→ Stated exercise
Return all lines from the listing below in which the string "BRIATTRE" occurs.

→ Data supplied
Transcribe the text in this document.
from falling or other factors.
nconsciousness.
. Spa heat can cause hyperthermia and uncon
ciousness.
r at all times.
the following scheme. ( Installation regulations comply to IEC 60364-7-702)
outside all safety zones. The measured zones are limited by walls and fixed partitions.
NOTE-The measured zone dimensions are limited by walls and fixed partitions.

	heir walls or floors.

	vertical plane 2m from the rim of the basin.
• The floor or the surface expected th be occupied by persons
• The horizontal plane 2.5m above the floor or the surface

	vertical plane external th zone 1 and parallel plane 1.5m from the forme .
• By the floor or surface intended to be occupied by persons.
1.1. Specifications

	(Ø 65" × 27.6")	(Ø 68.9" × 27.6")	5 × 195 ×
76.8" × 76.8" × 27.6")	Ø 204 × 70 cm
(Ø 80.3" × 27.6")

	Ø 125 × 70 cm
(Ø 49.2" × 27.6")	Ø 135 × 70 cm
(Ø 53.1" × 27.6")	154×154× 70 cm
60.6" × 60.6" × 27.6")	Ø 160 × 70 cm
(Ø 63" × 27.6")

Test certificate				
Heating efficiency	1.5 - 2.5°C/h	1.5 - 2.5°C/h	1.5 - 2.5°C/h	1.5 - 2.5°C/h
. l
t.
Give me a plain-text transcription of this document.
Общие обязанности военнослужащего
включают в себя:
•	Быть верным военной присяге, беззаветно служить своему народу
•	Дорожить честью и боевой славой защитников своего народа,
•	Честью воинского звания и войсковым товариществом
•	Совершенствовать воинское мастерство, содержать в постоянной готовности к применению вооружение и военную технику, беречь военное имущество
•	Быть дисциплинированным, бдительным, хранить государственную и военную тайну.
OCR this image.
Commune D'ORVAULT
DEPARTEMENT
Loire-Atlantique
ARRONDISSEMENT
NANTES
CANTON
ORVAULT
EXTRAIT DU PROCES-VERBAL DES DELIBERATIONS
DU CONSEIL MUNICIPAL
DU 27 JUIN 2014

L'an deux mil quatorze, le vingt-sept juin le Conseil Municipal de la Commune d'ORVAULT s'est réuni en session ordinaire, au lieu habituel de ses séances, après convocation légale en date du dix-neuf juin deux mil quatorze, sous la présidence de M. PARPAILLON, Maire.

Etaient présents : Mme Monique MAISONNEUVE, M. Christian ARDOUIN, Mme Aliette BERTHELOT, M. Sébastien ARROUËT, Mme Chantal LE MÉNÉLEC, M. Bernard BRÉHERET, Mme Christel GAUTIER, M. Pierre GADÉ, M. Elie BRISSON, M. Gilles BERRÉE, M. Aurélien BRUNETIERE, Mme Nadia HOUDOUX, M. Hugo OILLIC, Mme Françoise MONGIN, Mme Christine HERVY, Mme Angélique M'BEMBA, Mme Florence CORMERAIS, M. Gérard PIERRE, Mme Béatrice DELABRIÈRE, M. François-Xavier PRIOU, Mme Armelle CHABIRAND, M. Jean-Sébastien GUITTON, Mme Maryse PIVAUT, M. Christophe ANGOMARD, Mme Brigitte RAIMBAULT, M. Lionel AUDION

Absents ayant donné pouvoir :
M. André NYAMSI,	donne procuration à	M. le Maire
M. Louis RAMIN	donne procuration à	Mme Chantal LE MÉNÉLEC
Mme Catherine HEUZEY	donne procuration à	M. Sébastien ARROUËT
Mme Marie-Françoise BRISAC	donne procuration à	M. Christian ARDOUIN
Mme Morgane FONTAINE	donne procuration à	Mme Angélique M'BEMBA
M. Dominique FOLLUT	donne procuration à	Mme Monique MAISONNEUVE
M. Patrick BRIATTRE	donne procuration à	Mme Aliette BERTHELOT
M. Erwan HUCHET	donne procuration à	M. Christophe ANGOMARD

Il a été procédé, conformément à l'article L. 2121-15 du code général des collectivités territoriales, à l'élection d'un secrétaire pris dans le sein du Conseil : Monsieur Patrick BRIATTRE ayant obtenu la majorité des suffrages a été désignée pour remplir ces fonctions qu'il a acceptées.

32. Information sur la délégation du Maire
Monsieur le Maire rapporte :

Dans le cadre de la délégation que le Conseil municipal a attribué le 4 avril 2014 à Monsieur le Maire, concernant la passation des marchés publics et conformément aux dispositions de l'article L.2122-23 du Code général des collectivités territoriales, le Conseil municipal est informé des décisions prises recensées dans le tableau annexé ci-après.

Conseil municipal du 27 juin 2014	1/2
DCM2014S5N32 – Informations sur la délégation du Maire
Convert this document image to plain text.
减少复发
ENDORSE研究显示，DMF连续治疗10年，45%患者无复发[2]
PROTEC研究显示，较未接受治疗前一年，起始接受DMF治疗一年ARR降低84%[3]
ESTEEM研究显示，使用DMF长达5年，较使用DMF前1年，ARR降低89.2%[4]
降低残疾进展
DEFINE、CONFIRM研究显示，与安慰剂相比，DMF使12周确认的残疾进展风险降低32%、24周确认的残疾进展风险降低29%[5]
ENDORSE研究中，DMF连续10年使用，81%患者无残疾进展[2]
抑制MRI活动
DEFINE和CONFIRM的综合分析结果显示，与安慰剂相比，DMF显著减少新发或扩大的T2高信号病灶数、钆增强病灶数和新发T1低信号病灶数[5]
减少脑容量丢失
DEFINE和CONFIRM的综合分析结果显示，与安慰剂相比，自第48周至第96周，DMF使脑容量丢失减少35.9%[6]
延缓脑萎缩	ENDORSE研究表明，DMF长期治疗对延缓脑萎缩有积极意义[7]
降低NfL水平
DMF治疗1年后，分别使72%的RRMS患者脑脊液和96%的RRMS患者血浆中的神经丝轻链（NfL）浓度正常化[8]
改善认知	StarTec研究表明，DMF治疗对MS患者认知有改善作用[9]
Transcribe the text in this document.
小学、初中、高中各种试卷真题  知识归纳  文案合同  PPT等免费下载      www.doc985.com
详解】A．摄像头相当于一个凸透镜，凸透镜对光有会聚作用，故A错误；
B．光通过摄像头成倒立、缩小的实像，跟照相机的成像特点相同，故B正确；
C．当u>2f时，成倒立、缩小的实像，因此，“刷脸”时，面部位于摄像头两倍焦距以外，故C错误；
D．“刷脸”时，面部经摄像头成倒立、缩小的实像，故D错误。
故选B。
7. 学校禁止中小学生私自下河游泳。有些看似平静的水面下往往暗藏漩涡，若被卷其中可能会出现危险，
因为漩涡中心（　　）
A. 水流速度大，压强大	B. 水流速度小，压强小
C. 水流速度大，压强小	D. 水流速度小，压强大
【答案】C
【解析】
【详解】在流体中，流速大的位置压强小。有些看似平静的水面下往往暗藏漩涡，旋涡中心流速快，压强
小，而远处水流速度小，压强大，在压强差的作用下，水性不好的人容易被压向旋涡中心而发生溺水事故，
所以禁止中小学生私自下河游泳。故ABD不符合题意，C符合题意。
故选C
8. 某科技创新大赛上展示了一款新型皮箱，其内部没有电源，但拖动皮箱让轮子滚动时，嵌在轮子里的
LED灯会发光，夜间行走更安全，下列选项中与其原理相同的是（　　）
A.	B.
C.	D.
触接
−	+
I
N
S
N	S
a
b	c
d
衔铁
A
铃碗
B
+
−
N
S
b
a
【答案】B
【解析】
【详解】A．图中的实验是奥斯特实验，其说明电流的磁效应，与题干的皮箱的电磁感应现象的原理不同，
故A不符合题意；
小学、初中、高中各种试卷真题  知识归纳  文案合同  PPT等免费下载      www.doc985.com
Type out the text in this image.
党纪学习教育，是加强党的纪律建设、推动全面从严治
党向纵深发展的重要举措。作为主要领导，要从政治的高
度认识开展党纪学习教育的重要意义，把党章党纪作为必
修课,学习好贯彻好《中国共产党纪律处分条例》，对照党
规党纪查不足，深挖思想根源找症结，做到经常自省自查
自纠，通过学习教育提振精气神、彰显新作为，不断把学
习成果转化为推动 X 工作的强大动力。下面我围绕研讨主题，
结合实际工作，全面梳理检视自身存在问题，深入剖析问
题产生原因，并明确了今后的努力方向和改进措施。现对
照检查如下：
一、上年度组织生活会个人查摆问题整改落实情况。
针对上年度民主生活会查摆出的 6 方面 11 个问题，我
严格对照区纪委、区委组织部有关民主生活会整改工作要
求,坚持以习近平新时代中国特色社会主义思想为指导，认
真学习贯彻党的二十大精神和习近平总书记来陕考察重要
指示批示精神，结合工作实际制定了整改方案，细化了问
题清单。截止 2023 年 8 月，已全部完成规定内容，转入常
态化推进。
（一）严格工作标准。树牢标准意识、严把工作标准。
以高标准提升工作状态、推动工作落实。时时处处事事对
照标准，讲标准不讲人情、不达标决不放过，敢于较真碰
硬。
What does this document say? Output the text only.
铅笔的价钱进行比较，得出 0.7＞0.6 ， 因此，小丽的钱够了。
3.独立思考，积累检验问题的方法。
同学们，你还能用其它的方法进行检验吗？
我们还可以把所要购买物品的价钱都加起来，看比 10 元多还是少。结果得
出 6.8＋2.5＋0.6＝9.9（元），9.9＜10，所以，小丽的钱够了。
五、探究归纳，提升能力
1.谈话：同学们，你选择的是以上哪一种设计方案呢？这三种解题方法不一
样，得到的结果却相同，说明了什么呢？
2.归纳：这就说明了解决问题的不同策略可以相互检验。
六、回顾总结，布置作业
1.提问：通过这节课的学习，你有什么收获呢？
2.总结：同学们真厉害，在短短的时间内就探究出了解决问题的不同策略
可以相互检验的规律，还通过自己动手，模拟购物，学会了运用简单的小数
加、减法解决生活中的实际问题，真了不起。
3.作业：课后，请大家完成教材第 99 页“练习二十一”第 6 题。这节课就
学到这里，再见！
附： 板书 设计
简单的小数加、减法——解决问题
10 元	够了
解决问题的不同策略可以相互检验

→ Solution to this problem
M. Patrick BRIATTRE	donne procuration à	Mme Aliette BERTHELOT
Il a été procédé, conformément à l'article L. 2121-15 du code général des collectivités territoriales, à l'élection d'un secrétaire pris dans le sein du Conseil : Monsieur Patrick BRIATTRE ayant obtenu la majorité des suffrages a été désignée pour remplir ces fonctions qu'il a acceptées.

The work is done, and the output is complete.